TASK OBJECTIVE: Without including any images, reproduce each entry exactly.
----- DATASET
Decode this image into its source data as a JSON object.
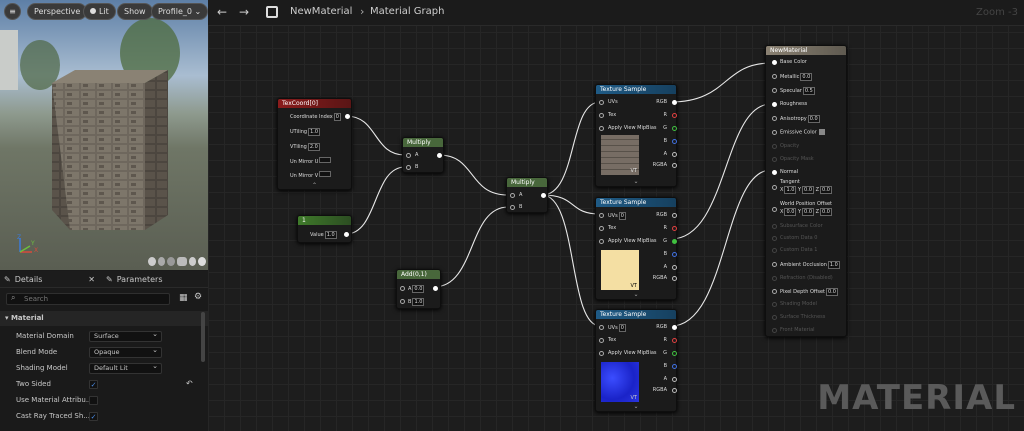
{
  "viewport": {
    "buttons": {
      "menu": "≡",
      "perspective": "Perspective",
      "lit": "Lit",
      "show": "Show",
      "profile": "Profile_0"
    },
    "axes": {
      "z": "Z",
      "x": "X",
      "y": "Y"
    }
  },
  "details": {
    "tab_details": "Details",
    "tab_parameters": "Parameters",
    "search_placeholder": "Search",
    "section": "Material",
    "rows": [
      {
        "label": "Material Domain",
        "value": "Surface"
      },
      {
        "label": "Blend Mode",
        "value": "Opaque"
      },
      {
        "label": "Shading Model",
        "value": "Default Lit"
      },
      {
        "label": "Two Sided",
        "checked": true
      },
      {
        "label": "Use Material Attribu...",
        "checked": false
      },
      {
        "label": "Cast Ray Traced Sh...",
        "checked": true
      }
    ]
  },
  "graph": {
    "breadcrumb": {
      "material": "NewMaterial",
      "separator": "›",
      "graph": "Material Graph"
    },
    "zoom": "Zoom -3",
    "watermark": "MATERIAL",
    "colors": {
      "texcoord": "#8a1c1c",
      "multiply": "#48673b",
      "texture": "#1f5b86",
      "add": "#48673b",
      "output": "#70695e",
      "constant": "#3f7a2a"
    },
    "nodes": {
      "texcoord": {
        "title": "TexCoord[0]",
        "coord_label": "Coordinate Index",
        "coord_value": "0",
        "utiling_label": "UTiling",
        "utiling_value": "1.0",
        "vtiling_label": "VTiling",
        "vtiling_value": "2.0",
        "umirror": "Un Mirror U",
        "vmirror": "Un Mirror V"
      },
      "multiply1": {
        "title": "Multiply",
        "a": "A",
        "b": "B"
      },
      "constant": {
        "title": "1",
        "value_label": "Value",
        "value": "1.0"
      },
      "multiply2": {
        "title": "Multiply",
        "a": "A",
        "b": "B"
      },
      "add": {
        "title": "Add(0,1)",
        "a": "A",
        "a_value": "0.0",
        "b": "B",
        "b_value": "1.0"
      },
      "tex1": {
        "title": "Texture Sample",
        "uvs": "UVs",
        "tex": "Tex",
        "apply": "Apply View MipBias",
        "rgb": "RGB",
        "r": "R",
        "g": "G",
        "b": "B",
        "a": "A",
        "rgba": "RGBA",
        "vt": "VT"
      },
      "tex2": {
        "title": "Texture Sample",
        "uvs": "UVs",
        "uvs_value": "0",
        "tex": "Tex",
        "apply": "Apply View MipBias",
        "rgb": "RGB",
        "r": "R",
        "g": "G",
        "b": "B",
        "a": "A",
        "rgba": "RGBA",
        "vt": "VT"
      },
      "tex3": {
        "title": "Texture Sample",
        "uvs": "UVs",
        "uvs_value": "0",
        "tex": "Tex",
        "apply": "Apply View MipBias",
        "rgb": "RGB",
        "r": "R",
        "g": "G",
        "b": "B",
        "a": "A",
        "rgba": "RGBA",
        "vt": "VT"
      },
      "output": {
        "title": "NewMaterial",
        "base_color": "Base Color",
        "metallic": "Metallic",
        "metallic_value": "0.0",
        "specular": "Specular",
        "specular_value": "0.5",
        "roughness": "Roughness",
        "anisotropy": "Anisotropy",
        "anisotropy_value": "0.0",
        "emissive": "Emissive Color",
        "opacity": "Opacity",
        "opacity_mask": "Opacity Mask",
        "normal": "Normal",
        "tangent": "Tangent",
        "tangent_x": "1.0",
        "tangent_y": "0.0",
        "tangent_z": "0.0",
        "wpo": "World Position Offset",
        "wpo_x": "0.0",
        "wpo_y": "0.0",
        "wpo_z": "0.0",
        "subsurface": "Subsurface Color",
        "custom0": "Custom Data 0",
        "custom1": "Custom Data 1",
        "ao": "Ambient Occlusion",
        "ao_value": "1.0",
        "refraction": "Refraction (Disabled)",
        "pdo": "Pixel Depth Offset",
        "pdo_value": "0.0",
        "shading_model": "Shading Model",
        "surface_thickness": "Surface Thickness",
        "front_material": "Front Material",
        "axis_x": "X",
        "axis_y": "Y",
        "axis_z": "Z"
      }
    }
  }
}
----------
TASK ANSWER:
Decode this image into its source data as a JSON object.
{
  "viewport": {
    "buttons": {
      "menu": "≡",
      "perspective": "Perspective",
      "lit": "Lit",
      "show": "Show",
      "profile": "Profile_0"
    },
    "axes": {
      "z": "Z",
      "x": "X",
      "y": "Y"
    }
  },
  "details": {
    "tab_details": "Details",
    "tab_parameters": "Parameters",
    "search_placeholder": "Search",
    "section": "Material",
    "rows": [
      {
        "label": "Material Domain",
        "value": "Surface"
      },
      {
        "label": "Blend Mode",
        "value": "Opaque"
      },
      {
        "label": "Shading Model",
        "value": "Default Lit"
      },
      {
        "label": "Two Sided",
        "checked": true
      },
      {
        "label": "Use Material Attribu...",
        "checked": false
      },
      {
        "label": "Cast Ray Traced Sh...",
        "checked": true
      }
    ]
  },
  "graph": {
    "breadcrumb": {
      "material": "NewMaterial",
      "separator": "›",
      "graph": "Material Graph"
    },
    "zoom": "Zoom -3",
    "watermark": "MATERIAL",
    "colors": {
      "texcoord": "#8a1c1c",
      "multiply": "#48673b",
      "texture": "#1f5b86",
      "add": "#48673b",
      "output": "#70695e",
      "constant": "#3f7a2a"
    },
    "nodes": {
      "texcoord": {
        "title": "TexCoord[0]",
        "coord_label": "Coordinate Index",
        "coord_value": "0",
        "utiling_label": "UTiling",
        "utiling_value": "1.0",
        "vtiling_label": "VTiling",
        "vtiling_value": "2.0",
        "umirror": "Un Mirror U",
        "vmirror": "Un Mirror V"
      },
      "multiply1": {
        "title": "Multiply",
        "a": "A",
        "b": "B"
      },
      "constant": {
        "title": "1",
        "value_label": "Value",
        "value": "1.0"
      },
      "multiply2": {
        "title": "Multiply",
        "a": "A",
        "b": "B"
      },
      "add": {
        "title": "Add(0,1)",
        "a": "A",
        "a_value": "0.0",
        "b": "B",
        "b_value": "1.0"
      },
      "tex1": {
        "title": "Texture Sample",
        "uvs": "UVs",
        "tex": "Tex",
        "apply": "Apply View MipBias",
        "rgb": "RGB",
        "r": "R",
        "g": "G",
        "b": "B",
        "a": "A",
        "rgba": "RGBA",
        "vt": "VT"
      },
      "tex2": {
        "title": "Texture Sample",
        "uvs": "UVs",
        "uvs_value": "0",
        "tex": "Tex",
        "apply": "Apply View MipBias",
        "rgb": "RGB",
        "r": "R",
        "g": "G",
        "b": "B",
        "a": "A",
        "rgba": "RGBA",
        "vt": "VT"
      },
      "tex3": {
        "title": "Texture Sample",
        "uvs": "UVs",
        "uvs_value": "0",
        "tex": "Tex",
        "apply": "Apply View MipBias",
        "rgb": "RGB",
        "r": "R",
        "g": "G",
        "b": "B",
        "a": "A",
        "rgba": "RGBA",
        "vt": "VT"
      },
      "output": {
        "title": "NewMaterial",
        "base_color": "Base Color",
        "metallic": "Metallic",
        "metallic_value": "0.0",
        "specular": "Specular",
        "specular_value": "0.5",
        "roughness": "Roughness",
        "anisotropy": "Anisotropy",
        "anisotropy_value": "0.0",
        "emissive": "Emissive Color",
        "opacity": "Opacity",
        "opacity_mask": "Opacity Mask",
        "normal": "Normal",
        "tangent": "Tangent",
        "tangent_x": "1.0",
        "tangent_y": "0.0",
        "tangent_z": "0.0",
        "wpo": "World Position Offset",
        "wpo_x": "0.0",
        "wpo_y": "0.0",
        "wpo_z": "0.0",
        "subsurface": "Subsurface Color",
        "custom0": "Custom Data 0",
        "custom1": "Custom Data 1",
        "ao": "Ambient Occlusion",
        "ao_value": "1.0",
        "refraction": "Refraction (Disabled)",
        "pdo": "Pixel Depth Offset",
        "pdo_value": "0.0",
        "shading_model": "Shading Model",
        "surface_thickness": "Surface Thickness",
        "front_material": "Front Material",
        "axis_x": "X",
        "axis_y": "Y",
        "axis_z": "Z"
      }
    }
  }
}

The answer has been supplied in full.